— start PROVIDED RECORDS —

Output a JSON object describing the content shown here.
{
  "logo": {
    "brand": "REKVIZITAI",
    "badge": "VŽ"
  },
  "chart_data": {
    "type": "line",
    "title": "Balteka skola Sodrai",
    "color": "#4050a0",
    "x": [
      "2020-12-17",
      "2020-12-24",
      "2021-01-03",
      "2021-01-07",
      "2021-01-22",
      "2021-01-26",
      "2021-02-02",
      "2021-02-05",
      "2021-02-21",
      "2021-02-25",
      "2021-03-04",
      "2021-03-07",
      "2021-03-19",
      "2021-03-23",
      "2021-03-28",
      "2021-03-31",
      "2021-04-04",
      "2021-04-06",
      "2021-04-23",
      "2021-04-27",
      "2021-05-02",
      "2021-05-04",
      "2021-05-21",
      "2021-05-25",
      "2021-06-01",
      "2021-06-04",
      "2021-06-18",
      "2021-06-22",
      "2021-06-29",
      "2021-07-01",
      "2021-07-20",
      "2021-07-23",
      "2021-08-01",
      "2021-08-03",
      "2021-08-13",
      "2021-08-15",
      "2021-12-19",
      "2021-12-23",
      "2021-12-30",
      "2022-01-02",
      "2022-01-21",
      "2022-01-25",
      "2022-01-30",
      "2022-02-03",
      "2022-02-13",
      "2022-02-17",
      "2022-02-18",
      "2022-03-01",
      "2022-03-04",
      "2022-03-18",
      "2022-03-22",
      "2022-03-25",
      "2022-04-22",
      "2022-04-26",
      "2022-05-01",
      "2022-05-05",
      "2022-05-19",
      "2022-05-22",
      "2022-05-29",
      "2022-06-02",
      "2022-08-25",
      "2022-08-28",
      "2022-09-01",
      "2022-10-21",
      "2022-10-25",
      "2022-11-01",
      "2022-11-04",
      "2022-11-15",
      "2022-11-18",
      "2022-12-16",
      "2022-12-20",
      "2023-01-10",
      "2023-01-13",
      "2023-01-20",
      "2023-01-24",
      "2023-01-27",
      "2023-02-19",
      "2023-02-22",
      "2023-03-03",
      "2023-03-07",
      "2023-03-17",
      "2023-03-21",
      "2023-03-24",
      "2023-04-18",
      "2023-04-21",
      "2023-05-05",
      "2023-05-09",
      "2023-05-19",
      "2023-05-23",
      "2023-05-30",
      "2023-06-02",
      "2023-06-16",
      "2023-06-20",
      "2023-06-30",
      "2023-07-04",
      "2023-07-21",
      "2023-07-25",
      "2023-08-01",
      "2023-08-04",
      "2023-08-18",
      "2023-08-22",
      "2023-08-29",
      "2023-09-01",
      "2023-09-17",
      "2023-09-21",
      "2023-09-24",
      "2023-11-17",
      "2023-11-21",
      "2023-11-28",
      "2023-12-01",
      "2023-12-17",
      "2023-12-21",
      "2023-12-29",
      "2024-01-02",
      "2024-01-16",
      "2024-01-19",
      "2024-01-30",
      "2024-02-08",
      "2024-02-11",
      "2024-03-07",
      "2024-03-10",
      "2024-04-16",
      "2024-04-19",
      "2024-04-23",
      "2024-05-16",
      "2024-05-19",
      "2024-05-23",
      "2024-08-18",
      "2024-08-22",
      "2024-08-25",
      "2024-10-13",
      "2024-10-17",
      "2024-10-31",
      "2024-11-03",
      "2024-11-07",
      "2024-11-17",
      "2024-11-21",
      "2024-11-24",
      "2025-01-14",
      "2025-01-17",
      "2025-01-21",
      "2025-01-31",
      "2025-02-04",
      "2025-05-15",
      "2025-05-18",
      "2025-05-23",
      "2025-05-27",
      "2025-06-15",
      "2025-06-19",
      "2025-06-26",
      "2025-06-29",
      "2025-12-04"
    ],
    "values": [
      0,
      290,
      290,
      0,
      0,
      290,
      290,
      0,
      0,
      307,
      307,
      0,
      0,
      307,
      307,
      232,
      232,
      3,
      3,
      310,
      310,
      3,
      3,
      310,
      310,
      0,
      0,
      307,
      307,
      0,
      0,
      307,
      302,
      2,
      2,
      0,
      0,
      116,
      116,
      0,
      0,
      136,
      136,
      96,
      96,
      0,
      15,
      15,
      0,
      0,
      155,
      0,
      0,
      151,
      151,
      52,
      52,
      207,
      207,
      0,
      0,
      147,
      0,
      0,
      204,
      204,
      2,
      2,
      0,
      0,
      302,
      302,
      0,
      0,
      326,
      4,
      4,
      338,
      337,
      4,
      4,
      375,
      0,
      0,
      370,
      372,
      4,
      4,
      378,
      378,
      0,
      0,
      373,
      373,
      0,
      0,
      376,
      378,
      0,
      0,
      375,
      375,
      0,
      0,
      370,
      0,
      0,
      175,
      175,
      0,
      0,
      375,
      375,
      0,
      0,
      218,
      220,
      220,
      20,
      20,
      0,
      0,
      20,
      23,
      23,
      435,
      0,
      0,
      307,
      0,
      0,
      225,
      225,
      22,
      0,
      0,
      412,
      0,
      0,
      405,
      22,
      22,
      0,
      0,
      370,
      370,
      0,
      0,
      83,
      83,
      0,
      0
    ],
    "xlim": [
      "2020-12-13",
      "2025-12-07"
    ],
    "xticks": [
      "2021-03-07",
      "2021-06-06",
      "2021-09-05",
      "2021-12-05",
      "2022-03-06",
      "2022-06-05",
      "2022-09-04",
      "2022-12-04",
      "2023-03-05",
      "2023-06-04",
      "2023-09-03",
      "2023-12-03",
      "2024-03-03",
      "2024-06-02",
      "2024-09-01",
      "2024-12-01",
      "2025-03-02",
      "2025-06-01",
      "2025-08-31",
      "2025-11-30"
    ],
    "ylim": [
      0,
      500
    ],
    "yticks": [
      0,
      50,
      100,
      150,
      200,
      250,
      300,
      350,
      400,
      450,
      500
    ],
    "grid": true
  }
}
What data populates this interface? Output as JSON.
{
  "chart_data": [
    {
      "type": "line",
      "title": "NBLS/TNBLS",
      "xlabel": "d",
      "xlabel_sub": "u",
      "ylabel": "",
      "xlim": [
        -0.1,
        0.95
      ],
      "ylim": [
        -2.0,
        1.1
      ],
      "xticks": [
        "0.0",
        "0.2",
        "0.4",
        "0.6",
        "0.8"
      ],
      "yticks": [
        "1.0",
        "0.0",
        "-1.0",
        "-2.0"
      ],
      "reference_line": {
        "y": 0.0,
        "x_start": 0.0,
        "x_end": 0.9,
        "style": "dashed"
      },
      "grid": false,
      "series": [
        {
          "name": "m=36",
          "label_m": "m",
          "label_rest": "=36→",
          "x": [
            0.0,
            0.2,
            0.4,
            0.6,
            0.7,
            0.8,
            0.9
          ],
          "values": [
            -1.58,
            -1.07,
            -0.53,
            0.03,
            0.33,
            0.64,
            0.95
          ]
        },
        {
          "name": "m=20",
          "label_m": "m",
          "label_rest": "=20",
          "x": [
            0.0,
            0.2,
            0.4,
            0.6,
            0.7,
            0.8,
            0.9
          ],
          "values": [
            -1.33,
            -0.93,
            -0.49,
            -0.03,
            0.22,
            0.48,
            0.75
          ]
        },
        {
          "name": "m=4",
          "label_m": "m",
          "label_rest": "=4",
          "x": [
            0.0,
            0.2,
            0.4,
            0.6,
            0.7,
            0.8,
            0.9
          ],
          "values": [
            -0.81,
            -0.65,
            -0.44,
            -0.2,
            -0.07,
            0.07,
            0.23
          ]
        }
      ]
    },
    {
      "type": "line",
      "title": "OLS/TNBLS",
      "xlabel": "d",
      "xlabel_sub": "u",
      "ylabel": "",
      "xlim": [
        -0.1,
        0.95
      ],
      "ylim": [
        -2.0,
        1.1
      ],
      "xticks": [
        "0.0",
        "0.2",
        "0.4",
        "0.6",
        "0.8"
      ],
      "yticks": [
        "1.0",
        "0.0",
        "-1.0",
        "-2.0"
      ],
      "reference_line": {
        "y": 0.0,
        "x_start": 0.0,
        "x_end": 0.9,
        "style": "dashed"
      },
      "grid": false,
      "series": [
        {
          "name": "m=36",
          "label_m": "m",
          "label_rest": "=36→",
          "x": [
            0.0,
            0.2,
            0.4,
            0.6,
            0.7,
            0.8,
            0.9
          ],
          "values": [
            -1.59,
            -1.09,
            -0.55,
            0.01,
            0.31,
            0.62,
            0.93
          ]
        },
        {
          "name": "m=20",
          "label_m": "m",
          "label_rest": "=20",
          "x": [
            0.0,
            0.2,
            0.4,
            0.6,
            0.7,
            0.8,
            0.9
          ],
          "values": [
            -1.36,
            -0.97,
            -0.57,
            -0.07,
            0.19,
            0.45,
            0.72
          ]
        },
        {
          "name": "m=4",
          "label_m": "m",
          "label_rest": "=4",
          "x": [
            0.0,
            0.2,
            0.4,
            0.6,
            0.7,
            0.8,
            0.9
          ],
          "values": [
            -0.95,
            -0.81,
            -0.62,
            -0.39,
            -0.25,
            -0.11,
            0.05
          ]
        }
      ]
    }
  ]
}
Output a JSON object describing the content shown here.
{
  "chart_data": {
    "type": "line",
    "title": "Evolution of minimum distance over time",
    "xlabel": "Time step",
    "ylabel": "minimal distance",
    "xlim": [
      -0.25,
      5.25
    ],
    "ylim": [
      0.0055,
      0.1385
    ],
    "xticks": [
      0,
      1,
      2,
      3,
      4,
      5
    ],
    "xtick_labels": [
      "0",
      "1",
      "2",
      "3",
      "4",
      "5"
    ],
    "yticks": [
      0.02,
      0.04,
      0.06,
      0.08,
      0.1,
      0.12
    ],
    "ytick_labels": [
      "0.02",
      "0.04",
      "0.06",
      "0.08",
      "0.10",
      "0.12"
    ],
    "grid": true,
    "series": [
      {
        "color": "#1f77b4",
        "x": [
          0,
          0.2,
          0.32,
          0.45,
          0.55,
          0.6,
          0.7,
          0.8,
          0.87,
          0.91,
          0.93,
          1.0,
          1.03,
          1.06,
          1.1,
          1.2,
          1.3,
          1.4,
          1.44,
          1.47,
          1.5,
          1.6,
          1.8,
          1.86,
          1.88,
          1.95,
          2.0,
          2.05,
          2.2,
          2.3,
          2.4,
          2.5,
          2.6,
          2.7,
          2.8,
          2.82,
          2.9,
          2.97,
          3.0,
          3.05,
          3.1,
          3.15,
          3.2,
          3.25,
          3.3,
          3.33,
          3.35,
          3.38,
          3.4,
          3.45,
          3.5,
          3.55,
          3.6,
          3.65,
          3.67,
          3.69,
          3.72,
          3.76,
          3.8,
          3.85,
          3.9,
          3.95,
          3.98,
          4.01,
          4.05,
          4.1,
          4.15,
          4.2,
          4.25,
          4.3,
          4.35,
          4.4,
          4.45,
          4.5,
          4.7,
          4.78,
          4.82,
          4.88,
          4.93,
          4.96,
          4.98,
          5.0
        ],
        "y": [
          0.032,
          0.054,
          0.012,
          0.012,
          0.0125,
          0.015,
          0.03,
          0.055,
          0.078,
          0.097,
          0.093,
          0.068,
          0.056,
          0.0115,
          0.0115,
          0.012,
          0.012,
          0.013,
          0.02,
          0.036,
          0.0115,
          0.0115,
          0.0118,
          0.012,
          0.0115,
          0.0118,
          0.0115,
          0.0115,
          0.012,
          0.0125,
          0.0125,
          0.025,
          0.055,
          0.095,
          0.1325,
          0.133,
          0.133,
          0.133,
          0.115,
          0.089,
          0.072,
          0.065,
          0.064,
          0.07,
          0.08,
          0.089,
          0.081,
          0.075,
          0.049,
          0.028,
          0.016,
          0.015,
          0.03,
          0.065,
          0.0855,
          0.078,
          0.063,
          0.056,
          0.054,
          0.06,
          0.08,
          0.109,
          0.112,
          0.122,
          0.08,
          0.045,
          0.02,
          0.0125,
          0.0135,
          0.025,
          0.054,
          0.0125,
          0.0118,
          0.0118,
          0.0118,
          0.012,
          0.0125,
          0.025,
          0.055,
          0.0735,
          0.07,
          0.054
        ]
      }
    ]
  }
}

— end PROVIDED RECORDS —

§ **PROBLEM STATEMENT**:
In the entries above, locate every line with the word "title" and copy it.

§ **THE COMPLETED TASK**:
    "title": "Balteka skola Sodrai",
      "title": "NBLS/TNBLS",
      "title": "OLS/TNBLS",
    "title": "Evolution of minimum distance over time",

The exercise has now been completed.